◆ **Required work**:
Return the listing below unchanged, minus its pictures.

◆ **Provided records**:
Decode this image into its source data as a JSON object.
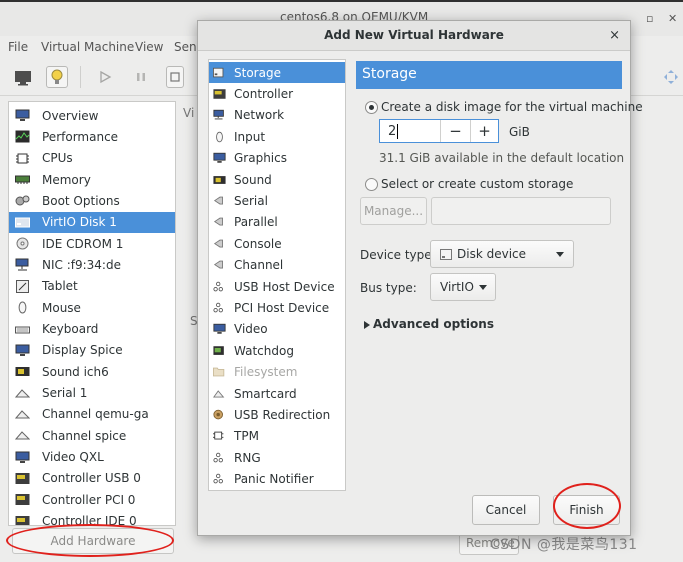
{
  "background_window": {
    "title": "centos6.8 on QEMU/KVM",
    "menu": [
      "File",
      "Virtual Machine",
      "View",
      "Send"
    ],
    "hardware_items": [
      {
        "label": "Overview",
        "icon": "monitor-icon",
        "selected": false
      },
      {
        "label": "Performance",
        "icon": "performance-graph-icon",
        "selected": false
      },
      {
        "label": "CPUs",
        "icon": "cpu-chip-icon",
        "selected": false
      },
      {
        "label": "Memory",
        "icon": "memory-icon",
        "selected": false
      },
      {
        "label": "Boot Options",
        "icon": "boot-gears-icon",
        "selected": false
      },
      {
        "label": "VirtIO Disk 1",
        "icon": "disk-drive-icon",
        "selected": true
      },
      {
        "label": "IDE CDROM 1",
        "icon": "cdrom-icon",
        "selected": false
      },
      {
        "label": "NIC :f9:34:de",
        "icon": "network-card-icon",
        "selected": false
      },
      {
        "label": "Tablet",
        "icon": "tablet-icon",
        "selected": false
      },
      {
        "label": "Mouse",
        "icon": "mouse-icon",
        "selected": false
      },
      {
        "label": "Keyboard",
        "icon": "keyboard-icon",
        "selected": false
      },
      {
        "label": "Display Spice",
        "icon": "display-icon",
        "selected": false
      },
      {
        "label": "Sound ich6",
        "icon": "sound-card-icon",
        "selected": false
      },
      {
        "label": "Serial 1",
        "icon": "serial-port-icon",
        "selected": false
      },
      {
        "label": "Channel qemu-ga",
        "icon": "channel-icon",
        "selected": false
      },
      {
        "label": "Channel spice",
        "icon": "channel-icon",
        "selected": false
      },
      {
        "label": "Video QXL",
        "icon": "video-card-icon",
        "selected": false
      },
      {
        "label": "Controller USB 0",
        "icon": "controller-icon",
        "selected": false
      },
      {
        "label": "Controller PCI 0",
        "icon": "controller-icon",
        "selected": false
      },
      {
        "label": "Controller IDE 0",
        "icon": "controller-icon",
        "selected": false
      }
    ],
    "add_hardware_label": "Add Hardware",
    "remove_label": "Remove",
    "fragment_vi": "Vi",
    "fragment_s": "S"
  },
  "dialog": {
    "title": "Add New Virtual Hardware",
    "close_glyph": "×",
    "device_types": [
      {
        "label": "Storage",
        "icon": "storage-icon",
        "selected": true,
        "disabled": false
      },
      {
        "label": "Controller",
        "icon": "controller-icon",
        "selected": false,
        "disabled": false
      },
      {
        "label": "Network",
        "icon": "network-icon",
        "selected": false,
        "disabled": false
      },
      {
        "label": "Input",
        "icon": "mouse-icon",
        "selected": false,
        "disabled": false
      },
      {
        "label": "Graphics",
        "icon": "display-icon",
        "selected": false,
        "disabled": false
      },
      {
        "label": "Sound",
        "icon": "sound-card-icon",
        "selected": false,
        "disabled": false
      },
      {
        "label": "Serial",
        "icon": "plug-icon",
        "selected": false,
        "disabled": false
      },
      {
        "label": "Parallel",
        "icon": "plug-icon",
        "selected": false,
        "disabled": false
      },
      {
        "label": "Console",
        "icon": "plug-icon",
        "selected": false,
        "disabled": false
      },
      {
        "label": "Channel",
        "icon": "plug-icon",
        "selected": false,
        "disabled": false
      },
      {
        "label": "USB Host Device",
        "icon": "usb-icon",
        "selected": false,
        "disabled": false
      },
      {
        "label": "PCI Host Device",
        "icon": "pci-icon",
        "selected": false,
        "disabled": false
      },
      {
        "label": "Video",
        "icon": "video-card-icon",
        "selected": false,
        "disabled": false
      },
      {
        "label": "Watchdog",
        "icon": "watchdog-icon",
        "selected": false,
        "disabled": false
      },
      {
        "label": "Filesystem",
        "icon": "folder-icon",
        "selected": false,
        "disabled": true
      },
      {
        "label": "Smartcard",
        "icon": "smartcard-icon",
        "selected": false,
        "disabled": false
      },
      {
        "label": "USB Redirection",
        "icon": "usb-redirection-icon",
        "selected": false,
        "disabled": false
      },
      {
        "label": "TPM",
        "icon": "tpm-chip-icon",
        "selected": false,
        "disabled": false
      },
      {
        "label": "RNG",
        "icon": "rng-icon",
        "selected": false,
        "disabled": false
      },
      {
        "label": "Panic Notifier",
        "icon": "panic-notifier-icon",
        "selected": false,
        "disabled": false
      }
    ],
    "storage": {
      "header": "Storage",
      "create_option": "Create a disk image for the virtual machine",
      "create_selected": true,
      "size_value": "2",
      "size_unit": "GiB",
      "available_text": "31.1 GiB available in the default location",
      "custom_option": "Select or create custom storage",
      "manage_label": "Manage...",
      "device_type_label": "Device type:",
      "device_type_value": "Disk device",
      "bus_type_label": "Bus type:",
      "bus_type_value": "VirtIO",
      "advanced_label": "Advanced options"
    },
    "buttons": {
      "cancel": "Cancel",
      "finish": "Finish"
    }
  },
  "watermark": "CSDN @我是菜鸟131",
  "colors": {
    "selection": "#4a90d9",
    "annotation_circle": "#e0211c"
  }
}
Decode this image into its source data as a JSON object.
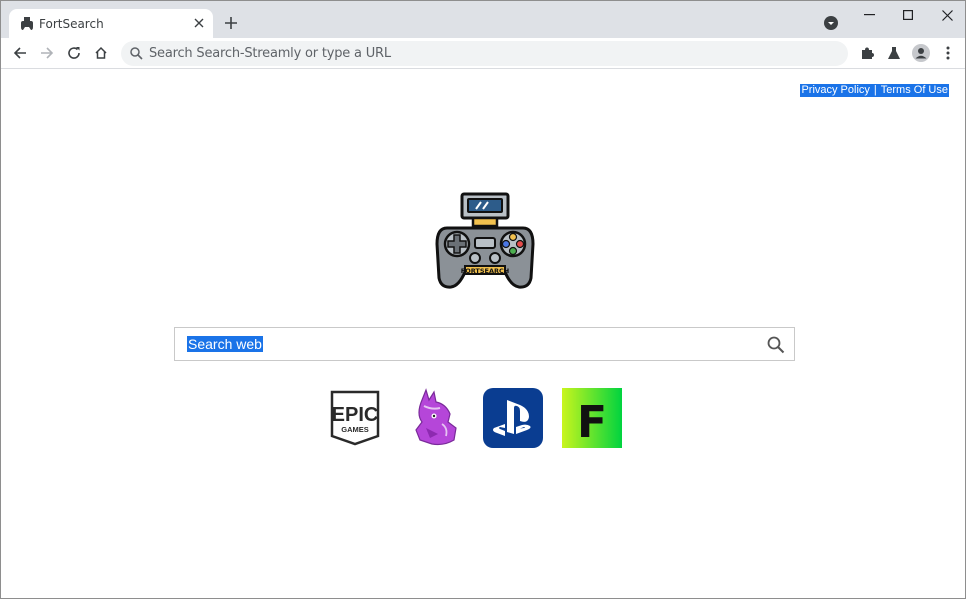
{
  "browser": {
    "tab_title": "FortSearch",
    "omnibox_placeholder": "Search Search-Streamly or type a URL"
  },
  "page": {
    "links": {
      "privacy": "Privacy Policy",
      "separator": "|",
      "terms": "Terms Of Use"
    },
    "logo_text": "FORTSEARCH",
    "search_text": "Search web",
    "shortcuts": [
      {
        "name": "Epic Games",
        "icon": "epic-games-icon",
        "label_top": "EPIC",
        "label_bottom": "GAMES"
      },
      {
        "name": "Llama",
        "icon": "llama-icon"
      },
      {
        "name": "PlayStation",
        "icon": "playstation-icon"
      },
      {
        "name": "Fortnite",
        "icon": "fortnite-icon",
        "label": "F"
      }
    ]
  },
  "colors": {
    "tabstrip": "#dee1e6",
    "highlight": "#1a73e8",
    "playstation": "#0a3d91",
    "fortnite_from": "#c9f51d",
    "fortnite_to": "#00d33f",
    "llama": "#b546d9"
  }
}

◆ **Solved exercise**:
Decode this image into its source data as a JSON object.
{
  "background_window": {
    "title": "centos6.8 on QEMU/KVM",
    "menu": [
      "File",
      "Virtual Machine",
      "View",
      "Send"
    ],
    "hardware_items": [
      {
        "label": "Overview",
        "icon": "monitor-icon",
        "selected": false
      },
      {
        "label": "Performance",
        "icon": "performance-graph-icon",
        "selected": false
      },
      {
        "label": "CPUs",
        "icon": "cpu-chip-icon",
        "selected": false
      },
      {
        "label": "Memory",
        "icon": "memory-icon",
        "selected": false
      },
      {
        "label": "Boot Options",
        "icon": "boot-gears-icon",
        "selected": false
      },
      {
        "label": "VirtIO Disk 1",
        "icon": "disk-drive-icon",
        "selected": true
      },
      {
        "label": "IDE CDROM 1",
        "icon": "cdrom-icon",
        "selected": false
      },
      {
        "label": "NIC :f9:34:de",
        "icon": "network-card-icon",
        "selected": false
      },
      {
        "label": "Tablet",
        "icon": "tablet-icon",
        "selected": false
      },
      {
        "label": "Mouse",
        "icon": "mouse-icon",
        "selected": false
      },
      {
        "label": "Keyboard",
        "icon": "keyboard-icon",
        "selected": false
      },
      {
        "label": "Display Spice",
        "icon": "display-icon",
        "selected": false
      },
      {
        "label": "Sound ich6",
        "icon": "sound-card-icon",
        "selected": false
      },
      {
        "label": "Serial 1",
        "icon": "serial-port-icon",
        "selected": false
      },
      {
        "label": "Channel qemu-ga",
        "icon": "channel-icon",
        "selected": false
      },
      {
        "label": "Channel spice",
        "icon": "channel-icon",
        "selected": false
      },
      {
        "label": "Video QXL",
        "icon": "video-card-icon",
        "selected": false
      },
      {
        "label": "Controller USB 0",
        "icon": "controller-icon",
        "selected": false
      },
      {
        "label": "Controller PCI 0",
        "icon": "controller-icon",
        "selected": false
      },
      {
        "label": "Controller IDE 0",
        "icon": "controller-icon",
        "selected": false
      }
    ],
    "add_hardware_label": "Add Hardware",
    "remove_label": "Remove",
    "fragment_vi": "Vi",
    "fragment_s": "S"
  },
  "dialog": {
    "title": "Add New Virtual Hardware",
    "close_glyph": "×",
    "device_types": [
      {
        "label": "Storage",
        "icon": "storage-icon",
        "selected": true,
        "disabled": false
      },
      {
        "label": "Controller",
        "icon": "controller-icon",
        "selected": false,
        "disabled": false
      },
      {
        "label": "Network",
        "icon": "network-icon",
        "selected": false,
        "disabled": false
      },
      {
        "label": "Input",
        "icon": "mouse-icon",
        "selected": false,
        "disabled": false
      },
      {
        "label": "Graphics",
        "icon": "display-icon",
        "selected": false,
        "disabled": false
      },
      {
        "label": "Sound",
        "icon": "sound-card-icon",
        "selected": false,
        "disabled": false
      },
      {
        "label": "Serial",
        "icon": "plug-icon",
        "selected": false,
        "disabled": false
      },
      {
        "label": "Parallel",
        "icon": "plug-icon",
        "selected": false,
        "disabled": false
      },
      {
        "label": "Console",
        "icon": "plug-icon",
        "selected": false,
        "disabled": false
      },
      {
        "label": "Channel",
        "icon": "plug-icon",
        "selected": false,
        "disabled": false
      },
      {
        "label": "USB Host Device",
        "icon": "usb-icon",
        "selected": false,
        "disabled": false
      },
      {
        "label": "PCI Host Device",
        "icon": "pci-icon",
        "selected": false,
        "disabled": false
      },
      {
        "label": "Video",
        "icon": "video-card-icon",
        "selected": false,
        "disabled": false
      },
      {
        "label": "Watchdog",
        "icon": "watchdog-icon",
        "selected": false,
        "disabled": false
      },
      {
        "label": "Filesystem",
        "icon": "folder-icon",
        "selected": false,
        "disabled": true
      },
      {
        "label": "Smartcard",
        "icon": "smartcard-icon",
        "selected": false,
        "disabled": false
      },
      {
        "label": "USB Redirection",
        "icon": "usb-redirection-icon",
        "selected": false,
        "disabled": false
      },
      {
        "label": "TPM",
        "icon": "tpm-chip-icon",
        "selected": false,
        "disabled": false
      },
      {
        "label": "RNG",
        "icon": "rng-icon",
        "selected": false,
        "disabled": false
      },
      {
        "label": "Panic Notifier",
        "icon": "panic-notifier-icon",
        "selected": false,
        "disabled": false
      }
    ],
    "storage": {
      "header": "Storage",
      "create_option": "Create a disk image for the virtual machine",
      "create_selected": true,
      "size_value": "2",
      "size_unit": "GiB",
      "available_text": "31.1 GiB available in the default location",
      "custom_option": "Select or create custom storage",
      "manage_label": "Manage...",
      "device_type_label": "Device type:",
      "device_type_value": "Disk device",
      "bus_type_label": "Bus type:",
      "bus_type_value": "VirtIO",
      "advanced_label": "Advanced options"
    },
    "buttons": {
      "cancel": "Cancel",
      "finish": "Finish"
    }
  },
  "watermark": "CSDN @我是菜鸟131",
  "colors": {
    "selection": "#4a90d9",
    "annotation_circle": "#e0211c"
  }
}
Decode this image into its source data as a JSON object.
{
  "browser": {
    "tab_title": "FortSearch",
    "omnibox_placeholder": "Search Search-Streamly or type a URL"
  },
  "page": {
    "links": {
      "privacy": "Privacy Policy",
      "separator": "|",
      "terms": "Terms Of Use"
    },
    "logo_text": "FORTSEARCH",
    "search_text": "Search web",
    "shortcuts": [
      {
        "name": "Epic Games",
        "icon": "epic-games-icon",
        "label_top": "EPIC",
        "label_bottom": "GAMES"
      },
      {
        "name": "Llama",
        "icon": "llama-icon"
      },
      {
        "name": "PlayStation",
        "icon": "playstation-icon"
      },
      {
        "name": "Fortnite",
        "icon": "fortnite-icon",
        "label": "F"
      }
    ]
  },
  "colors": {
    "tabstrip": "#dee1e6",
    "highlight": "#1a73e8",
    "playstation": "#0a3d91",
    "fortnite_from": "#c9f51d",
    "fortnite_to": "#00d33f",
    "llama": "#b546d9"
  }
}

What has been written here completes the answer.